GIVEN PROBLEM: Go through the records and extract every line with the word "Average".

□ □ □

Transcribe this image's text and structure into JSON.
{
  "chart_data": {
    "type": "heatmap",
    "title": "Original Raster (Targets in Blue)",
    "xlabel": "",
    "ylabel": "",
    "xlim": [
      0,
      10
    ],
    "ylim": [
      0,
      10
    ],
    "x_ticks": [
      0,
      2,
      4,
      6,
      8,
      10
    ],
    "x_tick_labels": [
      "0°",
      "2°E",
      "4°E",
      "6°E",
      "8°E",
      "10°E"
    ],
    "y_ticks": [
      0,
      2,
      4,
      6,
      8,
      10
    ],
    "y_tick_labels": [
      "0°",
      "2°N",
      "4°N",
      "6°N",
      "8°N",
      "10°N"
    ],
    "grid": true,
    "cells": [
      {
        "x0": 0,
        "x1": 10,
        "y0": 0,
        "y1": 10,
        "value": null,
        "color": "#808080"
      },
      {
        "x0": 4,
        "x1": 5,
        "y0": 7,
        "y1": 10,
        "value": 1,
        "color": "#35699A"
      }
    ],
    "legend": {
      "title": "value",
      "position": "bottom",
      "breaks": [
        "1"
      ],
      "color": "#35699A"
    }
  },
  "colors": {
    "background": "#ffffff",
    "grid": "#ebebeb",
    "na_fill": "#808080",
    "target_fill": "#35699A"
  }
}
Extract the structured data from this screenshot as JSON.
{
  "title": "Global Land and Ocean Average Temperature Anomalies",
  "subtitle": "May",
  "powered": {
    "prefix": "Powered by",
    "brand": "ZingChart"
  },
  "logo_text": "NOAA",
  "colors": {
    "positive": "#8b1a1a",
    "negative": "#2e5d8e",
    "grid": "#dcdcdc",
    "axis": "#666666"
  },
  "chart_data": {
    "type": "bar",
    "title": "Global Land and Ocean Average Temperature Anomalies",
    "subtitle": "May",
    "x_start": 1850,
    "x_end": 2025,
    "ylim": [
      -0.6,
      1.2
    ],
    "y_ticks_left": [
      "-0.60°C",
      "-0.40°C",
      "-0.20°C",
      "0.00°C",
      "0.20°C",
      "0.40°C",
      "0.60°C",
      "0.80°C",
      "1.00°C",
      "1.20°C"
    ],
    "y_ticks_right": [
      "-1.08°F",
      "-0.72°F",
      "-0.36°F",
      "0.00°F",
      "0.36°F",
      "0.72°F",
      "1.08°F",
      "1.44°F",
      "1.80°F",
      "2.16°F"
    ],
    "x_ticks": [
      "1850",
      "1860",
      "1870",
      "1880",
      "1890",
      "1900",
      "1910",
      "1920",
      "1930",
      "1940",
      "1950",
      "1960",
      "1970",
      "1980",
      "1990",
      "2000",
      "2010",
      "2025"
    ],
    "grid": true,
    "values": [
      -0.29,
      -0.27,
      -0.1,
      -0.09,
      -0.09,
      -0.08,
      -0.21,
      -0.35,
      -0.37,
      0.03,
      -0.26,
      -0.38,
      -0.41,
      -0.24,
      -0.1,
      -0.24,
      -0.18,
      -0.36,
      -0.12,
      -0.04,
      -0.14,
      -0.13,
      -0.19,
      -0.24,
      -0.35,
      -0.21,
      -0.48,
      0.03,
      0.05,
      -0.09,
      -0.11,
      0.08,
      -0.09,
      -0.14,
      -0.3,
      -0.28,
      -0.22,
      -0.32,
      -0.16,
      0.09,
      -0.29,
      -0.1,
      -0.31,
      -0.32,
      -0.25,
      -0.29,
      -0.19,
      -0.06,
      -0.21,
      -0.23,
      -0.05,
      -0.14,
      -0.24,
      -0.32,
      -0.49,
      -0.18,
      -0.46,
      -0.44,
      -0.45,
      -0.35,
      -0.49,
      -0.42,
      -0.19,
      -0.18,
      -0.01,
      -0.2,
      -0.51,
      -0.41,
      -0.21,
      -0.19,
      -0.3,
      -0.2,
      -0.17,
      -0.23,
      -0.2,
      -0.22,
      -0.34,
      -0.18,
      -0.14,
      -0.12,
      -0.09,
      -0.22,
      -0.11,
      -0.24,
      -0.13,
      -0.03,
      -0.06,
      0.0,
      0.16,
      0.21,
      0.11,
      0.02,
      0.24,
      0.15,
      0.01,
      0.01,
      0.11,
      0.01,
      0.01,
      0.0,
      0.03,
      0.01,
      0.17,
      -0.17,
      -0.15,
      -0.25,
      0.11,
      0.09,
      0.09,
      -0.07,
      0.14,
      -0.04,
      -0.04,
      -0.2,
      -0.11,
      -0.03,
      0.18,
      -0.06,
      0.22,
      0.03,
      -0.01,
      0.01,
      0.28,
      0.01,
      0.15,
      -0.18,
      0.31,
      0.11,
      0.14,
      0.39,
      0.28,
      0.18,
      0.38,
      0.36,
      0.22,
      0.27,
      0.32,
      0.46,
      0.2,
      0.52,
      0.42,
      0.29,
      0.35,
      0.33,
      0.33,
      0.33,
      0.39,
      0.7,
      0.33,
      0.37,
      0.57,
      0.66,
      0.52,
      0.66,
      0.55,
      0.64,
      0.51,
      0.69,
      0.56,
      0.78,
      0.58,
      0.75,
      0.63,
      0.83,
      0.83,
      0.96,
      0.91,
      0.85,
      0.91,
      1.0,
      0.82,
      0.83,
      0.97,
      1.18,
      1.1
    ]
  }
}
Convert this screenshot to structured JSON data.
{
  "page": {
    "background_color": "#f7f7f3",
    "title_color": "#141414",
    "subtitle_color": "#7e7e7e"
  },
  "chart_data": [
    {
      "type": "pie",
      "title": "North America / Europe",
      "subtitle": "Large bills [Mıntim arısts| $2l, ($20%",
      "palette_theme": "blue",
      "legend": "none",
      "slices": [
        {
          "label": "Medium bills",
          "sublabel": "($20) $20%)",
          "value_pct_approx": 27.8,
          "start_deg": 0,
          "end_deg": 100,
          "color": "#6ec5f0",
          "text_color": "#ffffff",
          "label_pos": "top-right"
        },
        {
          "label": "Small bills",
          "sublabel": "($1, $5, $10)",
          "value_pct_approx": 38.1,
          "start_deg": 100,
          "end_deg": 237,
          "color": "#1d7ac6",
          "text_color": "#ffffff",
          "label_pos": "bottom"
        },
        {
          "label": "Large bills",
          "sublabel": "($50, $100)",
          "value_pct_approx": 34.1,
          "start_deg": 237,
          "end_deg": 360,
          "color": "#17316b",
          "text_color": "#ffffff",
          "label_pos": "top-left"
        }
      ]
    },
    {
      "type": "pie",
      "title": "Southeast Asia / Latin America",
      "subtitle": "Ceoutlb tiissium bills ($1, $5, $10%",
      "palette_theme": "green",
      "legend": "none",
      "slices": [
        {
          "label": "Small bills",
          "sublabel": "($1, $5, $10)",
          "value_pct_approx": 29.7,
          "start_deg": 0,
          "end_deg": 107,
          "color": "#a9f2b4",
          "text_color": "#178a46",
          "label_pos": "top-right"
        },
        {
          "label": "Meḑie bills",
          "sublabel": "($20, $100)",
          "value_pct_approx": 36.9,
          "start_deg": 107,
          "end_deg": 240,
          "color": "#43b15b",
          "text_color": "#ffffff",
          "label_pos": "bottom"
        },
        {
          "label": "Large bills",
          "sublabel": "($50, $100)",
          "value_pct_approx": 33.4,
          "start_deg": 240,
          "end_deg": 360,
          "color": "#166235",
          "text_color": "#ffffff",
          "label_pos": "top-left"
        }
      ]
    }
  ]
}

□ □ □

TASK SOLUTION:
  "title": "Global Land and Ocean Average Temperature Anomalies",
    "title": "Global Land and Ocean Average Temperature Anomalies",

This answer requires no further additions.